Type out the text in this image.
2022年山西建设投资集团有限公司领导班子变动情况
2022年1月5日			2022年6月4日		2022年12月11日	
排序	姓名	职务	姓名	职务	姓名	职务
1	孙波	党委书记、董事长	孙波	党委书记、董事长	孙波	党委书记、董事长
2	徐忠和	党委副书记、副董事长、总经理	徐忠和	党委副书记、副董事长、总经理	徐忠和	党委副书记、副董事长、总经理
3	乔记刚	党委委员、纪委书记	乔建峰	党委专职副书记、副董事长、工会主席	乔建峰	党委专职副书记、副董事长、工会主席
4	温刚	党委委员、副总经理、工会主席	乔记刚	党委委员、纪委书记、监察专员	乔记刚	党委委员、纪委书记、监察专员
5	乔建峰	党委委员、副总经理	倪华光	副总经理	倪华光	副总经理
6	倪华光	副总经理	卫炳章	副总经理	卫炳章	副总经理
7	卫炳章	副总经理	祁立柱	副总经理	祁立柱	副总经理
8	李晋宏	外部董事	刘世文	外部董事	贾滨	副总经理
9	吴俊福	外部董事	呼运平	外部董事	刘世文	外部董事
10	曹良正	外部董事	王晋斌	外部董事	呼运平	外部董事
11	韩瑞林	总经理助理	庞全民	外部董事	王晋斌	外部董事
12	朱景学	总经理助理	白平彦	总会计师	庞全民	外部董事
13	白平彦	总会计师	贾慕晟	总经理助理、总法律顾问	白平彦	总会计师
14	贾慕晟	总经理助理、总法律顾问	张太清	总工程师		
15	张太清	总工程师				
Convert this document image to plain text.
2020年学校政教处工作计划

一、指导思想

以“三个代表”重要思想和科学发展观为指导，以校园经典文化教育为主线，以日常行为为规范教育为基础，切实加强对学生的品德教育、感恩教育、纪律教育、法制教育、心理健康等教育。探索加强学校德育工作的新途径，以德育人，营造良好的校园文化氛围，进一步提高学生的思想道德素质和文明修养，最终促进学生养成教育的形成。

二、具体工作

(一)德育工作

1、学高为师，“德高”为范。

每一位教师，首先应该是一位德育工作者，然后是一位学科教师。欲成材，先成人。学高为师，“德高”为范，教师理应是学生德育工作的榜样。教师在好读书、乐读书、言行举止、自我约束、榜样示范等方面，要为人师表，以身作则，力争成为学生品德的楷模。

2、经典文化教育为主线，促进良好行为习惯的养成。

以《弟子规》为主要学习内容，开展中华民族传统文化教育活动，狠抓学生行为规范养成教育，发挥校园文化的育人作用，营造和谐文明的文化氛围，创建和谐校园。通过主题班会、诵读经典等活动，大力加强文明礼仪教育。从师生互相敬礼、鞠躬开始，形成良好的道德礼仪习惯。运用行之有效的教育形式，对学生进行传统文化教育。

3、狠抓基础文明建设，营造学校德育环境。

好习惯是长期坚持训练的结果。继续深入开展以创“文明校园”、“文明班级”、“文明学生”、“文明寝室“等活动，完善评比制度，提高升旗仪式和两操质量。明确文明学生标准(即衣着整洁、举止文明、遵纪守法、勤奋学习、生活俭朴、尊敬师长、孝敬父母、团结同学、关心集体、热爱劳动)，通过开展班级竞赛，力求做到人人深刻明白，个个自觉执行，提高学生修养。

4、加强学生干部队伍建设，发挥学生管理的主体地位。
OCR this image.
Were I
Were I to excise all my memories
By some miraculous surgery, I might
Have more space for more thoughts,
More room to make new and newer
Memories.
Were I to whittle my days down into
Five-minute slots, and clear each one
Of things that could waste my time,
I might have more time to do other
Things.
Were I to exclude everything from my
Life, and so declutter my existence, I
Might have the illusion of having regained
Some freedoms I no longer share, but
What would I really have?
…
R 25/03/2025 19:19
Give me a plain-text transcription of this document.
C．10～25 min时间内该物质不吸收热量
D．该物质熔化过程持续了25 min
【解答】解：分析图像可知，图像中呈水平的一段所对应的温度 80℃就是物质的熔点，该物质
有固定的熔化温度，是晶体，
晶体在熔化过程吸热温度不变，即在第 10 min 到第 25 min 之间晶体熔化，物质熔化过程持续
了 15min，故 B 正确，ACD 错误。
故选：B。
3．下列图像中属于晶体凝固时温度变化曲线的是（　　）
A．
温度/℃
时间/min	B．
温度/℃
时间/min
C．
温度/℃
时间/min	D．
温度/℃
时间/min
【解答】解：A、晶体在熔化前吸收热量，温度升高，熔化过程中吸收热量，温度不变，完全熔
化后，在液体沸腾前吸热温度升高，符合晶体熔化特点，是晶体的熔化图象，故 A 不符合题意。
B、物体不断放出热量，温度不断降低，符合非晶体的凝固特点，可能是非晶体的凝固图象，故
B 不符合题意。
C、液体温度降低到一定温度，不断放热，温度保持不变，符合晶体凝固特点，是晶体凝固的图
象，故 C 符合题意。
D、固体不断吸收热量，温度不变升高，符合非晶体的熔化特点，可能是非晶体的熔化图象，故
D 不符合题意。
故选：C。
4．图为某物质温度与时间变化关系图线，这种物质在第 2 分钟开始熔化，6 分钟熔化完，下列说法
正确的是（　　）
________
Looking at the entries above, how many lines contain the word "不符合题意"? Answer with the number alone.

3